»»

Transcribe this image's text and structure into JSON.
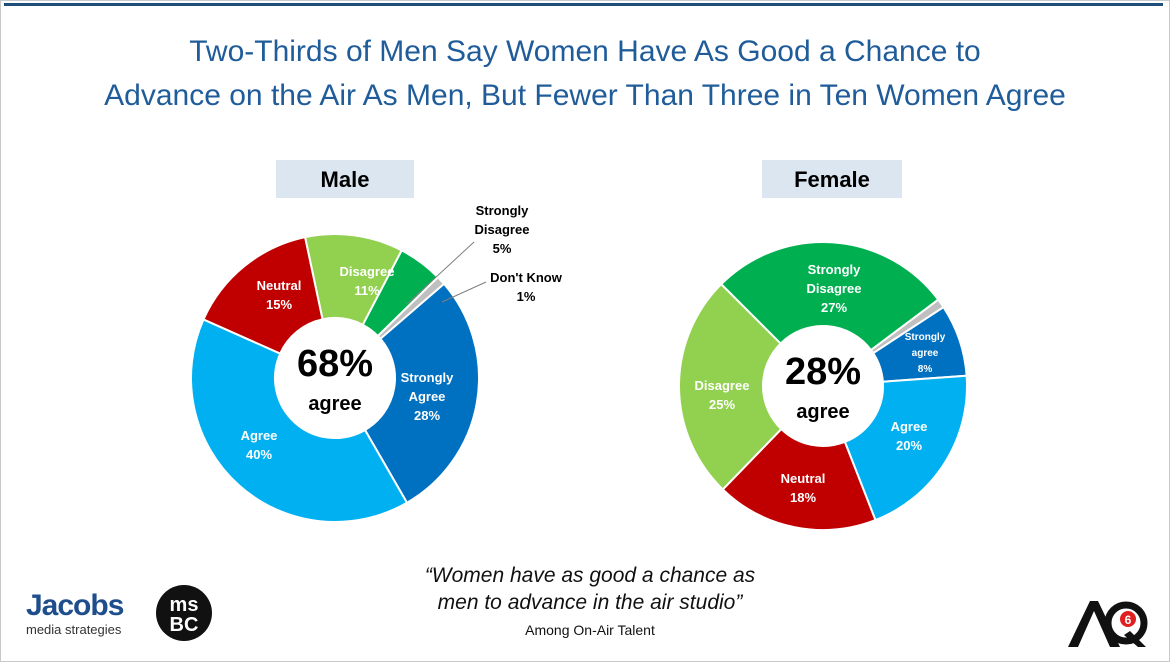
{
  "title": {
    "line1": "Two-Thirds of Men Say Women Have As Good a Chance to",
    "line2": "Advance on the Air As Men, But Fewer Than Three in Ten Women Agree"
  },
  "chart_data": [
    {
      "type": "pie",
      "title": "Male",
      "center_value": "68%",
      "center_label": "agree",
      "slices": [
        {
          "label": "Strongly Agree",
          "value": 28,
          "color": "#0070c0"
        },
        {
          "label": "Agree",
          "value": 40,
          "color": "#00b0f0"
        },
        {
          "label": "Neutral",
          "value": 15,
          "color": "#c00000"
        },
        {
          "label": "Disagree",
          "value": 11,
          "color": "#92d050"
        },
        {
          "label": "Strongly Disagree",
          "value": 5,
          "color": "#00b050"
        },
        {
          "label": "Don't Know",
          "value": 1,
          "color": "#bfbfbf"
        }
      ]
    },
    {
      "type": "pie",
      "title": "Female",
      "center_value": "28%",
      "center_label": "agree",
      "slices": [
        {
          "label": "Strongly agree",
          "value": 8,
          "color": "#0070c0"
        },
        {
          "label": "Agree",
          "value": 20,
          "color": "#00b0f0"
        },
        {
          "label": "Neutral",
          "value": 18,
          "color": "#c00000"
        },
        {
          "label": "Disagree",
          "value": 25,
          "color": "#92d050"
        },
        {
          "label": "Strongly Disagree",
          "value": 27,
          "color": "#00b050"
        },
        {
          "label": "Don't Know",
          "value": 1,
          "color": "#bfbfbf"
        }
      ]
    }
  ],
  "quote": {
    "line1": "“Women have as good a chance as",
    "line2": "men to advance in the air studio”",
    "source": "Among On-Air Talent"
  },
  "logos": {
    "jacobs_word": "Jacobs",
    "jacobs_sub": "media strategies",
    "msbc_text": "ms BC",
    "aq_text": "AQ6"
  }
}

««

→ **Given problem**:
From the listing, extract all text exactly as given and drop any picture.

→ **Output of the exercise**:
Transcribe this image's text and structure into JSON.
{
  "title": {
    "line1": "Two-Thirds of Men Say Women Have As Good a Chance to",
    "line2": "Advance on the Air As Men, But Fewer Than Three in Ten Women Agree"
  },
  "chart_data": [
    {
      "type": "pie",
      "title": "Male",
      "center_value": "68%",
      "center_label": "agree",
      "slices": [
        {
          "label": "Strongly Agree",
          "value": 28,
          "color": "#0070c0"
        },
        {
          "label": "Agree",
          "value": 40,
          "color": "#00b0f0"
        },
        {
          "label": "Neutral",
          "value": 15,
          "color": "#c00000"
        },
        {
          "label": "Disagree",
          "value": 11,
          "color": "#92d050"
        },
        {
          "label": "Strongly Disagree",
          "value": 5,
          "color": "#00b050"
        },
        {
          "label": "Don't Know",
          "value": 1,
          "color": "#bfbfbf"
        }
      ]
    },
    {
      "type": "pie",
      "title": "Female",
      "center_value": "28%",
      "center_label": "agree",
      "slices": [
        {
          "label": "Strongly agree",
          "value": 8,
          "color": "#0070c0"
        },
        {
          "label": "Agree",
          "value": 20,
          "color": "#00b0f0"
        },
        {
          "label": "Neutral",
          "value": 18,
          "color": "#c00000"
        },
        {
          "label": "Disagree",
          "value": 25,
          "color": "#92d050"
        },
        {
          "label": "Strongly Disagree",
          "value": 27,
          "color": "#00b050"
        },
        {
          "label": "Don't Know",
          "value": 1,
          "color": "#bfbfbf"
        }
      ]
    }
  ],
  "quote": {
    "line1": "“Women have as good a chance as",
    "line2": "men to advance in the air studio”",
    "source": "Among On-Air Talent"
  },
  "logos": {
    "jacobs_word": "Jacobs",
    "jacobs_sub": "media strategies",
    "msbc_text": "ms BC",
    "aq_text": "AQ6"
  }
}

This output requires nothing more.